[Problem statement] Output every line exactly as written. Leave out pictures.

## Begin Input material

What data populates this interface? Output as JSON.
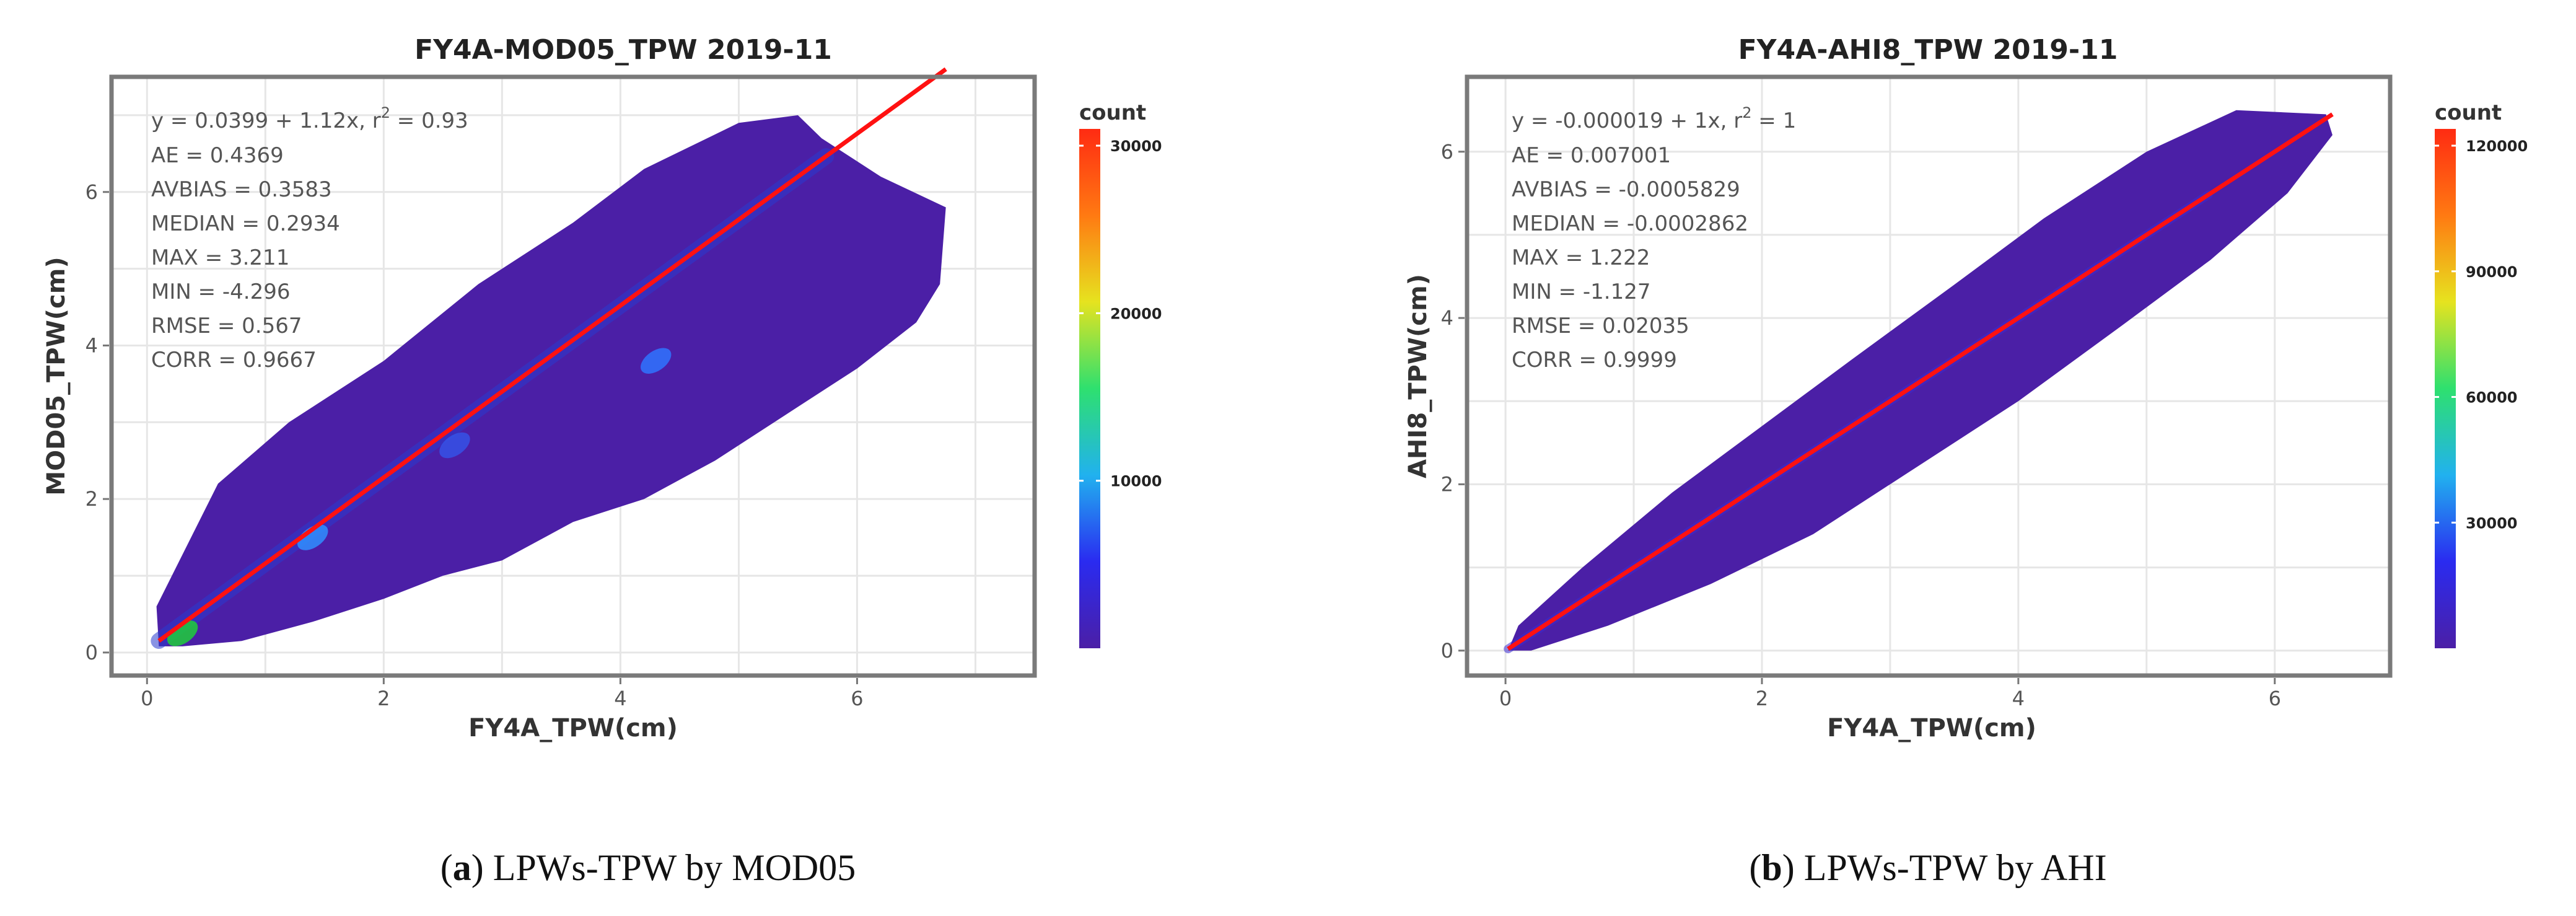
{
  "chart_data": [
    {
      "type": "heatmap",
      "title": "FY4A-MOD05_TPW 2019-11",
      "xlabel": "FY4A_TPW(cm)",
      "ylabel": "MOD05_TPW(cm)",
      "xlim": [
        -0.3,
        7.5
      ],
      "ylim": [
        -0.3,
        7.5
      ],
      "xticks": [
        0,
        2,
        4,
        6
      ],
      "yticks": [
        0,
        2,
        4,
        6
      ],
      "xtick_labels": [
        "0",
        "2",
        "4",
        "6"
      ],
      "ytick_labels": [
        "0",
        "2",
        "4",
        "6"
      ],
      "fit": {
        "intercept": 0.0399,
        "slope": 1.12,
        "r2": 0.93,
        "x_range": [
          0.1,
          6.75
        ]
      },
      "equation_text": "y = 0.0399 + 1.12x,  r",
      "r2_text": " = 0.93",
      "superscript": "2",
      "stats": [
        "AE = 0.4369",
        "AVBIAS = 0.3583",
        "MEDIAN = 0.2934",
        "MAX = 3.211",
        "MIN = -4.296",
        "RMSE = 0.567",
        "CORR = 0.9667"
      ],
      "cloud_outline": [
        [
          0.1,
          0.08
        ],
        [
          0.08,
          0.6
        ],
        [
          0.6,
          2.2
        ],
        [
          1.2,
          3.0
        ],
        [
          2.0,
          3.8
        ],
        [
          2.8,
          4.8
        ],
        [
          3.6,
          5.6
        ],
        [
          4.2,
          6.3
        ],
        [
          5.0,
          6.9
        ],
        [
          5.5,
          7.0
        ],
        [
          5.7,
          6.7
        ],
        [
          6.2,
          6.2
        ],
        [
          6.75,
          5.8
        ],
        [
          6.7,
          4.8
        ],
        [
          6.5,
          4.3
        ],
        [
          6.0,
          3.7
        ],
        [
          5.5,
          3.2
        ],
        [
          4.8,
          2.5
        ],
        [
          4.2,
          2.0
        ],
        [
          3.6,
          1.7
        ],
        [
          3.0,
          1.2
        ],
        [
          2.5,
          1.0
        ],
        [
          2.0,
          0.7
        ],
        [
          1.4,
          0.4
        ],
        [
          0.8,
          0.15
        ],
        [
          0.3,
          0.08
        ]
      ],
      "hot_spots": [
        {
          "x": 0.3,
          "y": 0.25,
          "color": "#1fcf3a"
        },
        {
          "x": 1.4,
          "y": 1.5,
          "color": "#2f8fff"
        },
        {
          "x": 2.6,
          "y": 2.7,
          "color": "#3552e6"
        },
        {
          "x": 4.3,
          "y": 3.8,
          "color": "#2f74ff"
        }
      ],
      "legend": {
        "title": "count",
        "min": 0,
        "max": 31000,
        "ticks": [
          10000,
          20000,
          30000
        ],
        "tick_labels": [
          "10000",
          "20000",
          "30000"
        ],
        "colors": [
          "#4b1fa6",
          "#2a2bf0",
          "#21b1ef",
          "#2ee06f",
          "#e6e31f",
          "#ff7a12",
          "#ff2b12"
        ]
      }
    },
    {
      "type": "heatmap",
      "title": "FY4A-AHI8_TPW 2019-11",
      "xlabel": "FY4A_TPW(cm)",
      "ylabel": "AHI8_TPW(cm)",
      "xlim": [
        -0.3,
        6.9
      ],
      "ylim": [
        -0.3,
        6.9
      ],
      "xticks": [
        0,
        2,
        4,
        6
      ],
      "yticks": [
        0,
        2,
        4,
        6
      ],
      "xtick_labels": [
        "0",
        "2",
        "4",
        "6"
      ],
      "ytick_labels": [
        "0",
        "2",
        "4",
        "6"
      ],
      "fit": {
        "intercept": -1.9e-05,
        "slope": 1,
        "r2": 1,
        "x_range": [
          0.02,
          6.45
        ]
      },
      "equation_text": "y = -0.000019 + 1x,  r",
      "r2_text": " = 1",
      "superscript": "2",
      "stats": [
        "AE = 0.007001",
        "AVBIAS = -0.0005829",
        "MEDIAN = -0.0002862",
        "MAX = 1.222",
        "MIN = -1.127",
        "RMSE = 0.02035",
        "CORR = 0.9999"
      ],
      "cloud_outline": [
        [
          0.02,
          0.0
        ],
        [
          0.1,
          0.3
        ],
        [
          0.6,
          1.0
        ],
        [
          1.3,
          1.9
        ],
        [
          2.0,
          2.7
        ],
        [
          2.7,
          3.5
        ],
        [
          3.5,
          4.4
        ],
        [
          4.2,
          5.2
        ],
        [
          5.0,
          6.0
        ],
        [
          5.7,
          6.5
        ],
        [
          6.4,
          6.45
        ],
        [
          6.45,
          6.2
        ],
        [
          6.1,
          5.5
        ],
        [
          5.5,
          4.7
        ],
        [
          4.8,
          3.9
        ],
        [
          4.0,
          3.0
        ],
        [
          3.2,
          2.2
        ],
        [
          2.4,
          1.4
        ],
        [
          1.6,
          0.8
        ],
        [
          0.8,
          0.3
        ],
        [
          0.2,
          0.0
        ]
      ],
      "hot_spots": [],
      "legend": {
        "title": "count",
        "min": 0,
        "max": 124000,
        "ticks": [
          30000,
          60000,
          90000,
          120000
        ],
        "tick_labels": [
          "30000",
          "60000",
          "90000",
          "120000"
        ],
        "colors": [
          "#4b1fa6",
          "#2a2bf0",
          "#21b1ef",
          "#2ee06f",
          "#e6e31f",
          "#ff7a12",
          "#ff2b12"
        ]
      }
    }
  ],
  "captions": [
    {
      "label": "a",
      "text": ") LPWs-TPW by MOD05",
      "open": "("
    },
    {
      "label": "b",
      "text": ") LPWs-TPW by AHI",
      "open": "("
    }
  ]
}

## End Input material

[Solution to this exercise]
What data populates this interface? Output as JSON.
{
  "chart_data": [
    {
      "type": "heatmap",
      "title": "FY4A-MOD05_TPW 2019-11",
      "xlabel": "FY4A_TPW(cm)",
      "ylabel": "MOD05_TPW(cm)",
      "xlim": [
        -0.3,
        7.5
      ],
      "ylim": [
        -0.3,
        7.5
      ],
      "xticks": [
        0,
        2,
        4,
        6
      ],
      "yticks": [
        0,
        2,
        4,
        6
      ],
      "xtick_labels": [
        "0",
        "2",
        "4",
        "6"
      ],
      "ytick_labels": [
        "0",
        "2",
        "4",
        "6"
      ],
      "fit": {
        "intercept": 0.0399,
        "slope": 1.12,
        "r2": 0.93,
        "x_range": [
          0.1,
          6.75
        ]
      },
      "equation_text": "y = 0.0399 + 1.12x,  r",
      "r2_text": " = 0.93",
      "superscript": "2",
      "stats": [
        "AE = 0.4369",
        "AVBIAS = 0.3583",
        "MEDIAN = 0.2934",
        "MAX = 3.211",
        "MIN = -4.296",
        "RMSE = 0.567",
        "CORR = 0.9667"
      ],
      "cloud_outline": [
        [
          0.1,
          0.08
        ],
        [
          0.08,
          0.6
        ],
        [
          0.6,
          2.2
        ],
        [
          1.2,
          3.0
        ],
        [
          2.0,
          3.8
        ],
        [
          2.8,
          4.8
        ],
        [
          3.6,
          5.6
        ],
        [
          4.2,
          6.3
        ],
        [
          5.0,
          6.9
        ],
        [
          5.5,
          7.0
        ],
        [
          5.7,
          6.7
        ],
        [
          6.2,
          6.2
        ],
        [
          6.75,
          5.8
        ],
        [
          6.7,
          4.8
        ],
        [
          6.5,
          4.3
        ],
        [
          6.0,
          3.7
        ],
        [
          5.5,
          3.2
        ],
        [
          4.8,
          2.5
        ],
        [
          4.2,
          2.0
        ],
        [
          3.6,
          1.7
        ],
        [
          3.0,
          1.2
        ],
        [
          2.5,
          1.0
        ],
        [
          2.0,
          0.7
        ],
        [
          1.4,
          0.4
        ],
        [
          0.8,
          0.15
        ],
        [
          0.3,
          0.08
        ]
      ],
      "hot_spots": [
        {
          "x": 0.3,
          "y": 0.25,
          "color": "#1fcf3a"
        },
        {
          "x": 1.4,
          "y": 1.5,
          "color": "#2f8fff"
        },
        {
          "x": 2.6,
          "y": 2.7,
          "color": "#3552e6"
        },
        {
          "x": 4.3,
          "y": 3.8,
          "color": "#2f74ff"
        }
      ],
      "legend": {
        "title": "count",
        "min": 0,
        "max": 31000,
        "ticks": [
          10000,
          20000,
          30000
        ],
        "tick_labels": [
          "10000",
          "20000",
          "30000"
        ],
        "colors": [
          "#4b1fa6",
          "#2a2bf0",
          "#21b1ef",
          "#2ee06f",
          "#e6e31f",
          "#ff7a12",
          "#ff2b12"
        ]
      }
    },
    {
      "type": "heatmap",
      "title": "FY4A-AHI8_TPW 2019-11",
      "xlabel": "FY4A_TPW(cm)",
      "ylabel": "AHI8_TPW(cm)",
      "xlim": [
        -0.3,
        6.9
      ],
      "ylim": [
        -0.3,
        6.9
      ],
      "xticks": [
        0,
        2,
        4,
        6
      ],
      "yticks": [
        0,
        2,
        4,
        6
      ],
      "xtick_labels": [
        "0",
        "2",
        "4",
        "6"
      ],
      "ytick_labels": [
        "0",
        "2",
        "4",
        "6"
      ],
      "fit": {
        "intercept": -1.9e-05,
        "slope": 1,
        "r2": 1,
        "x_range": [
          0.02,
          6.45
        ]
      },
      "equation_text": "y = -0.000019 + 1x,  r",
      "r2_text": " = 1",
      "superscript": "2",
      "stats": [
        "AE = 0.007001",
        "AVBIAS = -0.0005829",
        "MEDIAN = -0.0002862",
        "MAX = 1.222",
        "MIN = -1.127",
        "RMSE = 0.02035",
        "CORR = 0.9999"
      ],
      "cloud_outline": [
        [
          0.02,
          0.0
        ],
        [
          0.1,
          0.3
        ],
        [
          0.6,
          1.0
        ],
        [
          1.3,
          1.9
        ],
        [
          2.0,
          2.7
        ],
        [
          2.7,
          3.5
        ],
        [
          3.5,
          4.4
        ],
        [
          4.2,
          5.2
        ],
        [
          5.0,
          6.0
        ],
        [
          5.7,
          6.5
        ],
        [
          6.4,
          6.45
        ],
        [
          6.45,
          6.2
        ],
        [
          6.1,
          5.5
        ],
        [
          5.5,
          4.7
        ],
        [
          4.8,
          3.9
        ],
        [
          4.0,
          3.0
        ],
        [
          3.2,
          2.2
        ],
        [
          2.4,
          1.4
        ],
        [
          1.6,
          0.8
        ],
        [
          0.8,
          0.3
        ],
        [
          0.2,
          0.0
        ]
      ],
      "hot_spots": [],
      "legend": {
        "title": "count",
        "min": 0,
        "max": 124000,
        "ticks": [
          30000,
          60000,
          90000,
          120000
        ],
        "tick_labels": [
          "30000",
          "60000",
          "90000",
          "120000"
        ],
        "colors": [
          "#4b1fa6",
          "#2a2bf0",
          "#21b1ef",
          "#2ee06f",
          "#e6e31f",
          "#ff7a12",
          "#ff2b12"
        ]
      }
    }
  ],
  "captions": [
    {
      "label": "a",
      "text": ") LPWs-TPW by MOD05",
      "open": "("
    },
    {
      "label": "b",
      "text": ") LPWs-TPW by AHI",
      "open": "("
    }
  ]
}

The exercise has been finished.